Objective
Tell how many lines in the data below include the word "annotation". The answer is the number only.

:: Records shown ::

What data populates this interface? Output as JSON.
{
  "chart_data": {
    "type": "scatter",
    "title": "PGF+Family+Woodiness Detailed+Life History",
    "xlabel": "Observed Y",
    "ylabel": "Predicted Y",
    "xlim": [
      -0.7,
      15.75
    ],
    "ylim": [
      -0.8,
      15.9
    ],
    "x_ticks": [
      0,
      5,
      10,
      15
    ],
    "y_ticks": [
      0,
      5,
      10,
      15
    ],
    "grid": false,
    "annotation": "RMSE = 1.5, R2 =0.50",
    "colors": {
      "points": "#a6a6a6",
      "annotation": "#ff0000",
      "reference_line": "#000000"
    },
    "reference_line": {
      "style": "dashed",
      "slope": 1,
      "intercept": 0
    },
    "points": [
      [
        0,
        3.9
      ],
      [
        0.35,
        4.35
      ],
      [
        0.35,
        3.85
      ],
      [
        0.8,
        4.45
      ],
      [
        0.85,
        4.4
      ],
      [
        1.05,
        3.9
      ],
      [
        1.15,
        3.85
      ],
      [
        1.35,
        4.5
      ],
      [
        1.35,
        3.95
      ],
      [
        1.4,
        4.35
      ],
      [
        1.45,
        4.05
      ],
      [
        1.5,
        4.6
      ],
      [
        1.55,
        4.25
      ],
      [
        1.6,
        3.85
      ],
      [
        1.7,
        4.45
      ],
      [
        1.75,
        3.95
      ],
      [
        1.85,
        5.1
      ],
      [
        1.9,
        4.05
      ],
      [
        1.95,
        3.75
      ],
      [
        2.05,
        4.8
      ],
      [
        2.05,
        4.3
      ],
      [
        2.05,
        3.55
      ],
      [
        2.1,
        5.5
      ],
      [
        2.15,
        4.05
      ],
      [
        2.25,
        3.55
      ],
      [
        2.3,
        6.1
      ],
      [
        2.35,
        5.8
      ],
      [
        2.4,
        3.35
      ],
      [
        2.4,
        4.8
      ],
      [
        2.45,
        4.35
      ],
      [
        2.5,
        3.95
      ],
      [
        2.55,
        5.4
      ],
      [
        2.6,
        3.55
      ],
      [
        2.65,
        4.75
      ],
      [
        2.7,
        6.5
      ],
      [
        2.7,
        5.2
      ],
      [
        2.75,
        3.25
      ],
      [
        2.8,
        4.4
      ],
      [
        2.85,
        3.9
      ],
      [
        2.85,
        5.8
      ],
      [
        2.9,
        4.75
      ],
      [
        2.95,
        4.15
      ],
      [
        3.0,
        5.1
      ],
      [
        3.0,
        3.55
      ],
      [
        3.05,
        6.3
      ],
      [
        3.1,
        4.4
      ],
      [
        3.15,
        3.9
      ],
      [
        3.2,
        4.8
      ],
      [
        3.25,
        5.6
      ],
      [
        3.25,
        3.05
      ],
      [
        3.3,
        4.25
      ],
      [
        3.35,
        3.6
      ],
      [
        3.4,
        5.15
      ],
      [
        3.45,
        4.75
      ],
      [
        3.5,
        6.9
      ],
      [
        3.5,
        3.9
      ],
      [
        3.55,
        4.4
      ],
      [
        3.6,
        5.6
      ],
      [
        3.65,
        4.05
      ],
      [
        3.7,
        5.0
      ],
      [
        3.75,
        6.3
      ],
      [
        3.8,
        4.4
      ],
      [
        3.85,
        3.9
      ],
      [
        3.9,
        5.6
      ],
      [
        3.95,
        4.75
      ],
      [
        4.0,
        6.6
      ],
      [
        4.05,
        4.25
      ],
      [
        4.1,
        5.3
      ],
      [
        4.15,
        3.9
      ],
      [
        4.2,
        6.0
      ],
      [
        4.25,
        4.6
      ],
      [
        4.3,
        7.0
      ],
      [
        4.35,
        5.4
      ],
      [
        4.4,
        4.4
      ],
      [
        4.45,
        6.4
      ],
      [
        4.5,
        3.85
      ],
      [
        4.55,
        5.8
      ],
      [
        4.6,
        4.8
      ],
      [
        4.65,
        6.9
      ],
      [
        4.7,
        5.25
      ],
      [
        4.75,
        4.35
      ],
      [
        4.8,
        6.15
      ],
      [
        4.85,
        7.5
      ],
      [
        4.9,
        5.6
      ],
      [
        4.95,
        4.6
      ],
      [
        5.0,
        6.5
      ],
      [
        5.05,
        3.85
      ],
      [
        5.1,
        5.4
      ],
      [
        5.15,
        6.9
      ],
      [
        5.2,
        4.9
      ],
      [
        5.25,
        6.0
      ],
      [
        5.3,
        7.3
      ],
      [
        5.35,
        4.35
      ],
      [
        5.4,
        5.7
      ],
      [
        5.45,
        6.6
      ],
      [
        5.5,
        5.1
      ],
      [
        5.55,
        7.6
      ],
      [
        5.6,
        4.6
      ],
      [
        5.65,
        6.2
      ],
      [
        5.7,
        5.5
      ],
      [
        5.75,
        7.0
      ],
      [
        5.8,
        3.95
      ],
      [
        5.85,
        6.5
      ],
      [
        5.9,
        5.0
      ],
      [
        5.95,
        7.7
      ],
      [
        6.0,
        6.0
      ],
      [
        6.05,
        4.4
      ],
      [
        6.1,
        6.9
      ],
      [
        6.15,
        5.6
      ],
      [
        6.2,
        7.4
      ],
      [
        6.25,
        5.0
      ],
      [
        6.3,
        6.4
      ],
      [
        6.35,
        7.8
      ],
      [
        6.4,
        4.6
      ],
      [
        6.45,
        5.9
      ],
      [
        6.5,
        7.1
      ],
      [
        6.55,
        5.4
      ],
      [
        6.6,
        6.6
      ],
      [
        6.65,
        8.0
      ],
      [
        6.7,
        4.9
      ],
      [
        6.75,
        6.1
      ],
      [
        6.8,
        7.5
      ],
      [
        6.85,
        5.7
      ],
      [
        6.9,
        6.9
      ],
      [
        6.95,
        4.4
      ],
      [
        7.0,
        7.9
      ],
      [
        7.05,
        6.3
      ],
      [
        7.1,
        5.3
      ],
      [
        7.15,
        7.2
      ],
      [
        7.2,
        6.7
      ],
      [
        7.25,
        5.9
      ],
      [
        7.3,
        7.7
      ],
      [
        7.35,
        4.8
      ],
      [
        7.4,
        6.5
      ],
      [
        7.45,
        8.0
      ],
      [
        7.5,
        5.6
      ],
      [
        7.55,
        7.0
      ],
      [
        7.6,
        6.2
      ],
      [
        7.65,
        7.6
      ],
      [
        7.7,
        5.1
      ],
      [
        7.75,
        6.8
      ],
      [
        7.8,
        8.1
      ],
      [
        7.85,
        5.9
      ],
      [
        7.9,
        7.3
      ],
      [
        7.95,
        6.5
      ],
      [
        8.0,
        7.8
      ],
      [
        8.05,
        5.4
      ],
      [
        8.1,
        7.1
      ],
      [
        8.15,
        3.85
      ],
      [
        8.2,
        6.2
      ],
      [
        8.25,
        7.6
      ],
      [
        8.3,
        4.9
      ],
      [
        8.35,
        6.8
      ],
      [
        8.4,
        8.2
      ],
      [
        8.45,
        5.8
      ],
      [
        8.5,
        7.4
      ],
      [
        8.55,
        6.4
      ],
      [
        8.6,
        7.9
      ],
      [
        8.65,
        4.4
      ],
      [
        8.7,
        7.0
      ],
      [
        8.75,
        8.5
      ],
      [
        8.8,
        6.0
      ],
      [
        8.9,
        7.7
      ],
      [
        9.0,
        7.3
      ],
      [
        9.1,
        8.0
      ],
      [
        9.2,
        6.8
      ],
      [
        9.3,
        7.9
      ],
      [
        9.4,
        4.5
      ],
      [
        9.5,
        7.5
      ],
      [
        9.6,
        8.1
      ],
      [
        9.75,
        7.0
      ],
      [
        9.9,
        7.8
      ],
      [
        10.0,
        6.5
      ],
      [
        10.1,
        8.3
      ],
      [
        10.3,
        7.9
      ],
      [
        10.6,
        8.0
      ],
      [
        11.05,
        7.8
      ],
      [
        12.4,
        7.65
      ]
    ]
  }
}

:::

The output
2